§ **Complete the following**:
[a] In one to three sentences, explain why the Fort Couch Middle School description says the school uses a structure centered on a skill and content curricular approach.
[b] How often does the teacher-student advisor time take place, according to the Fort Couch Middle School description?

§ **Extracted text**:
>>
Excellence in education for all students is a reality at Fort Couch Middle School. At the core of our goal for student achievement is a concern for the individual's growth on an intellectual, emotional, social and physical level. This concern for each student's development is addressed by a structure centered on a skill and content curricular approach. This structure includes interdisciplinary academic teams that are supported by inclusion and gifted programs, an expressive arts team, a foreign language department, extracurricular activities, a guidance program, a library media and computer center, a physical education curriculum, and a teacher-student biweekly advisor time. The curriculum at Fort Couch serves the expected broad goals for student learning and development through a skill and content centered approach to education.
<<
Element and region data
>>
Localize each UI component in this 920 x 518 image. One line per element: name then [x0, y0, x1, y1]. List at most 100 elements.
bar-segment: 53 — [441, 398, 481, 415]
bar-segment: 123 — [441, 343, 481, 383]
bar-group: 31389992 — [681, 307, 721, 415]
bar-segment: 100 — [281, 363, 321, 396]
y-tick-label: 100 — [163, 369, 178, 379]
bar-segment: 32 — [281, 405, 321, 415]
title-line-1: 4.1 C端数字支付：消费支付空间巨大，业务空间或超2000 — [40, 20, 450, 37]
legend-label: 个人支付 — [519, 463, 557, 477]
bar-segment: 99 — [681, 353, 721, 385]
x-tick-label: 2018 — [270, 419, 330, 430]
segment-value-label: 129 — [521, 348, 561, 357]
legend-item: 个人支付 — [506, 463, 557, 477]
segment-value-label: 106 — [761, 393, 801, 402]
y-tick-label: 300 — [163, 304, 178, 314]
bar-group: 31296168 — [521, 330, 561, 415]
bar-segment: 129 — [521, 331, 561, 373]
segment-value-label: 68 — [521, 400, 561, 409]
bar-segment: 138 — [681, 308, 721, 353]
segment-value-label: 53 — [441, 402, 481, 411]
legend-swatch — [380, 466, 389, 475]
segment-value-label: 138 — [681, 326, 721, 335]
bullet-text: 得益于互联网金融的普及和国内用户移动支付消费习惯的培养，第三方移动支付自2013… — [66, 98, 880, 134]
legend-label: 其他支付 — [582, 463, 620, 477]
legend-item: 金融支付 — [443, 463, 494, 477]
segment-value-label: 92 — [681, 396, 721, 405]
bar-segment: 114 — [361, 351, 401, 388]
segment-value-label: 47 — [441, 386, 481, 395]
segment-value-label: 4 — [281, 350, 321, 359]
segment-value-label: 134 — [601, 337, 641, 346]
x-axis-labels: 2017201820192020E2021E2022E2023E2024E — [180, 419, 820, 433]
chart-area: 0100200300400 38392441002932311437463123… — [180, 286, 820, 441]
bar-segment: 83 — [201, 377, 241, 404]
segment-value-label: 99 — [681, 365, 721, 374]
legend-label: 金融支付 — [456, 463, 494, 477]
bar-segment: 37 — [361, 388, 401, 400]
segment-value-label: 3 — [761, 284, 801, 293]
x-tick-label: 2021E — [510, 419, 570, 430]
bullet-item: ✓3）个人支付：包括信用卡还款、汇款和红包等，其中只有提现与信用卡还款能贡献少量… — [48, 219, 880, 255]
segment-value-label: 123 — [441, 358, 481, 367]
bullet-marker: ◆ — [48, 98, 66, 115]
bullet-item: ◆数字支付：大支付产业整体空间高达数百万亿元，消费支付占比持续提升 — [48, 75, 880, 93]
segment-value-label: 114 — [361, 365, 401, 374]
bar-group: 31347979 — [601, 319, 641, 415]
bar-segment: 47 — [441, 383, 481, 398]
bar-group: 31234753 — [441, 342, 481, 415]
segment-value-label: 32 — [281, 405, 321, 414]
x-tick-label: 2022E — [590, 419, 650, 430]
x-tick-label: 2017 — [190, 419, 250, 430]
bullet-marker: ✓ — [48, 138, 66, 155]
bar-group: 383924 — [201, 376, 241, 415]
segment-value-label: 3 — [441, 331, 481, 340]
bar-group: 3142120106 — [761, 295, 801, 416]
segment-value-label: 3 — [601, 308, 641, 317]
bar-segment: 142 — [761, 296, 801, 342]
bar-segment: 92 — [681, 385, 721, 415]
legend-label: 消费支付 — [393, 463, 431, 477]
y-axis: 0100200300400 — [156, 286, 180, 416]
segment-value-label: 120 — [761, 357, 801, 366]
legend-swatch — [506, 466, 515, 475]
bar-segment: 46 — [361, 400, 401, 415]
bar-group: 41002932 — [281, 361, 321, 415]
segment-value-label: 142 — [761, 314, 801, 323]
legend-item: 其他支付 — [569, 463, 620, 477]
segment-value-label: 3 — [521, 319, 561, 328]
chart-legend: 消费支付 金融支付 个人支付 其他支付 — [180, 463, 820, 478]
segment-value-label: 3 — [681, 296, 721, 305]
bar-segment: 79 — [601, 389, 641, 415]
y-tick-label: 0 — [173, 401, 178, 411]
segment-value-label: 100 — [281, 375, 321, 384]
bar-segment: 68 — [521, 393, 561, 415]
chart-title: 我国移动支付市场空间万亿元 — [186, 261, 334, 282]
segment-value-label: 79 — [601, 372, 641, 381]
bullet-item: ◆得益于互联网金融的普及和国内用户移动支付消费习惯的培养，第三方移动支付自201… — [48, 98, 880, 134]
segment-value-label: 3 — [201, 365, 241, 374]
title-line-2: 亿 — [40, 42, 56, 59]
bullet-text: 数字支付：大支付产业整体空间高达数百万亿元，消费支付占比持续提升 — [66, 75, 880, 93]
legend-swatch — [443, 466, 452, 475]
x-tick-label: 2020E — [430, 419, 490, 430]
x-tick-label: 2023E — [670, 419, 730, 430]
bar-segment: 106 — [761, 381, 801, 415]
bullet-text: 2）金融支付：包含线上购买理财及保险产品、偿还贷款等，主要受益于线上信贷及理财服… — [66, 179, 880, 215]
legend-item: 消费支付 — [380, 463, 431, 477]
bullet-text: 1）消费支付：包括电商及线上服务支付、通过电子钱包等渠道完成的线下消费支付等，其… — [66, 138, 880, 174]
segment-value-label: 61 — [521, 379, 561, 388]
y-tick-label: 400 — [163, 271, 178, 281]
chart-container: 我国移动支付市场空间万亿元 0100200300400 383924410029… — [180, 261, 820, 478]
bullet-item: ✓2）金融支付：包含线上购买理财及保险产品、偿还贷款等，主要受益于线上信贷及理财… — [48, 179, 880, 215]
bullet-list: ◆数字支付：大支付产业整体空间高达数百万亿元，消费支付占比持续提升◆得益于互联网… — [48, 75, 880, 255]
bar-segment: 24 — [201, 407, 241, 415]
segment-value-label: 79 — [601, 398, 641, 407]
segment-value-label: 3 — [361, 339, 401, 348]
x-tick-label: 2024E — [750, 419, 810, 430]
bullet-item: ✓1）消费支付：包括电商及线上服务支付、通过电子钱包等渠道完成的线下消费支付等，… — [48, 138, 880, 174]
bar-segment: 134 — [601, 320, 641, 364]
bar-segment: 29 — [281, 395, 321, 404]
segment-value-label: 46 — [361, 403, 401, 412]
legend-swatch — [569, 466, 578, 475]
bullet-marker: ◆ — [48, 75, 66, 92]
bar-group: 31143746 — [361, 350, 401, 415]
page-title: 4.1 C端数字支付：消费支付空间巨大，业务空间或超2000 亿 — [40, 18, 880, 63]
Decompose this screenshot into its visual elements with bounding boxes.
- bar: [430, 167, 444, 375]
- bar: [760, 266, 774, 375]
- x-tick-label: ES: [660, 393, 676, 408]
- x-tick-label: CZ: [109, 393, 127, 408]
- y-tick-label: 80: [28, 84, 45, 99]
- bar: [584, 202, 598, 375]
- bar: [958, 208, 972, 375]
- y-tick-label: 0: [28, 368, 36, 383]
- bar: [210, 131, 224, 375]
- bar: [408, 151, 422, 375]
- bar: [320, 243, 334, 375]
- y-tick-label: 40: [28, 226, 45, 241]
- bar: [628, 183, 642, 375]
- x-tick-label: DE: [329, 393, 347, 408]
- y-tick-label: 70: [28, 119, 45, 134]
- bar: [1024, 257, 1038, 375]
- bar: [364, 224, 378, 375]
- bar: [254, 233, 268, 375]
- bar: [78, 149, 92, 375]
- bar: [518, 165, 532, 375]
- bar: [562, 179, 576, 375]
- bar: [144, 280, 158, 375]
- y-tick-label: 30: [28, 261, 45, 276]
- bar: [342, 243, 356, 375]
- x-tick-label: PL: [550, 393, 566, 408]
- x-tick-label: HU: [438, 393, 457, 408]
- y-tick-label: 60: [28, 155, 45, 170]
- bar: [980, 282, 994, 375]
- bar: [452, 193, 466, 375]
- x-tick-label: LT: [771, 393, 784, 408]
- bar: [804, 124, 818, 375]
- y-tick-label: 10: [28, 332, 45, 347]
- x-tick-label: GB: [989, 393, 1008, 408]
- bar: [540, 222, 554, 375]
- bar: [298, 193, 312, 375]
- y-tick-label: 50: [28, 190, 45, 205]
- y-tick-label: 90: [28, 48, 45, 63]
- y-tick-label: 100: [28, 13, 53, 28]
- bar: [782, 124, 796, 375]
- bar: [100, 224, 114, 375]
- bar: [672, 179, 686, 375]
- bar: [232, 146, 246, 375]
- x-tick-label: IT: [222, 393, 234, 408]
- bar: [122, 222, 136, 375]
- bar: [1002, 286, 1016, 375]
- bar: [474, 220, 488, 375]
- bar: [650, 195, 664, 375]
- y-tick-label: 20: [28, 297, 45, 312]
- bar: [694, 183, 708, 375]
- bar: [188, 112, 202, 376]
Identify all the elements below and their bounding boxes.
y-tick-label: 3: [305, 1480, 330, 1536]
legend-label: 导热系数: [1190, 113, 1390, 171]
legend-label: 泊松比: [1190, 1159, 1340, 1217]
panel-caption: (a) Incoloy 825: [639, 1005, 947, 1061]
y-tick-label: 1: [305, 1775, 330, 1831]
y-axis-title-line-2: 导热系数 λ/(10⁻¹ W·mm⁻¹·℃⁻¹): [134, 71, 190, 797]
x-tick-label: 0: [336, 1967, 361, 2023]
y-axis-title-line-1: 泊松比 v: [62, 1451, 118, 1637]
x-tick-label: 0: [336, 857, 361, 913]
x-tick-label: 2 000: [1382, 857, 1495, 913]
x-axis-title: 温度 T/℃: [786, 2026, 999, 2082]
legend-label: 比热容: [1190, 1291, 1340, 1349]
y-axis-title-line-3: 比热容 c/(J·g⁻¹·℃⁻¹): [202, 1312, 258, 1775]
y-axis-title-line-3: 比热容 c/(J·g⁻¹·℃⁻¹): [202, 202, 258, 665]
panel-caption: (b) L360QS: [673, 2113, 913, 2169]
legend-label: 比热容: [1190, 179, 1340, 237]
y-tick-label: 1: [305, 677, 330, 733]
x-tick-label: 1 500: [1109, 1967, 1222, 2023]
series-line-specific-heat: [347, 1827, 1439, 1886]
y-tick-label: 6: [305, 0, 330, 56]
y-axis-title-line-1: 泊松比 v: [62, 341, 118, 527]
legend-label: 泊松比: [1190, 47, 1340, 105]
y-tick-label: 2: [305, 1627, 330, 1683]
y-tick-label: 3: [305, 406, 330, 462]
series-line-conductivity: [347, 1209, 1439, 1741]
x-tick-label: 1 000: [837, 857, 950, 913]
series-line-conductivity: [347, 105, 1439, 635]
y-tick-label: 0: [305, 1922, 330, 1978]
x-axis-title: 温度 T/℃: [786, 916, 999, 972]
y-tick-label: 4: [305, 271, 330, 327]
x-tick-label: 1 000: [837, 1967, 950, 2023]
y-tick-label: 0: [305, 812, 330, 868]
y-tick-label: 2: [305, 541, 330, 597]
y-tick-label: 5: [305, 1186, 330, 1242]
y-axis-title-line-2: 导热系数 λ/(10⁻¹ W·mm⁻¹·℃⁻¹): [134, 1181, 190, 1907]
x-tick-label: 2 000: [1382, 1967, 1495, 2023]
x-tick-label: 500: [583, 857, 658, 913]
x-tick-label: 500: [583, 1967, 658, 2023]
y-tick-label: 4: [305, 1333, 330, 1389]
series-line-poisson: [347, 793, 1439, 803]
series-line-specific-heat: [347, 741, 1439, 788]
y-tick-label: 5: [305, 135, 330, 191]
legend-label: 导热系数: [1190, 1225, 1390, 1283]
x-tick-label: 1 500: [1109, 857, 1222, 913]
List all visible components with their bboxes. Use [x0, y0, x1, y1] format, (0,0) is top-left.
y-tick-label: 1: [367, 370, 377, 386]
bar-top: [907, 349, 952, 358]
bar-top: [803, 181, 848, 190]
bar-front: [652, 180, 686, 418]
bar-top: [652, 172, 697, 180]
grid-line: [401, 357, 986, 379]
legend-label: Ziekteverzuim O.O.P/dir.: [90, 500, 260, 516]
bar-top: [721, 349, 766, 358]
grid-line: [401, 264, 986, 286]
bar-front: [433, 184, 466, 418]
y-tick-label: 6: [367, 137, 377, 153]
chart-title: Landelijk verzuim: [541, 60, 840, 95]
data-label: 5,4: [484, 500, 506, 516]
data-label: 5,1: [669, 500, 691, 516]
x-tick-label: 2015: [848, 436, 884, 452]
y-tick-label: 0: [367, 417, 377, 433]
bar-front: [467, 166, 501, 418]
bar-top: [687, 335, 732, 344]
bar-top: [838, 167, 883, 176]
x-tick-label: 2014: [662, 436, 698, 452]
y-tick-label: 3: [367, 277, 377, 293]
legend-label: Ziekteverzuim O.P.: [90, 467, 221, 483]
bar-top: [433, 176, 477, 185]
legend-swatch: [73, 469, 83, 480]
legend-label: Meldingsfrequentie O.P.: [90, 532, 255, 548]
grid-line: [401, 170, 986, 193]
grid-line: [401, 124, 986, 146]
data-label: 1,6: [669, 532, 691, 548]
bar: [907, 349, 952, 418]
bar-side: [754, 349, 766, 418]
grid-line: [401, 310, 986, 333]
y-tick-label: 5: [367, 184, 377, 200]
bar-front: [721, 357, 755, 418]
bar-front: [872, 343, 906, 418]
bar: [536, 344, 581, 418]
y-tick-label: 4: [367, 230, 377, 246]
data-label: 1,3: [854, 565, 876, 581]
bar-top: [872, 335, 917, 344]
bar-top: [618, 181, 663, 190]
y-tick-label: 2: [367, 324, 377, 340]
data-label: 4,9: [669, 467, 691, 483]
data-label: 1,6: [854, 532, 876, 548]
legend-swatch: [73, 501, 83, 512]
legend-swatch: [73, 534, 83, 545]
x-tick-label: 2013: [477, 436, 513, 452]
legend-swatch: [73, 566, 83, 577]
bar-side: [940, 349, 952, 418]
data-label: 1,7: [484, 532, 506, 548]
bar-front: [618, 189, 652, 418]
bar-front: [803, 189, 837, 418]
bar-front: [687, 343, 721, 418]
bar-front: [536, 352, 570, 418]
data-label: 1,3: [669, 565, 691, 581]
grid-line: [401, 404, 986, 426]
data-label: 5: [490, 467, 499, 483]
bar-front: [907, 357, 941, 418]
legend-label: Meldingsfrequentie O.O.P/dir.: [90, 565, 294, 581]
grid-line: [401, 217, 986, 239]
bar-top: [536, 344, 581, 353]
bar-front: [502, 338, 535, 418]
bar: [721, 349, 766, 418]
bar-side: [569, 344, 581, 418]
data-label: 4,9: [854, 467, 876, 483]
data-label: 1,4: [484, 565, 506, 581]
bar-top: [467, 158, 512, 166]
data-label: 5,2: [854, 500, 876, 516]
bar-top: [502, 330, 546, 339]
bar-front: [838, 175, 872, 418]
<<
§ **Answers provided**:
[a] The structure is how the school addresses its concern for each student's development. That concern for the individual's intellectual, emotional, social and physical growth is at the core of the school's goal for student achievement.

[b] Biweekly.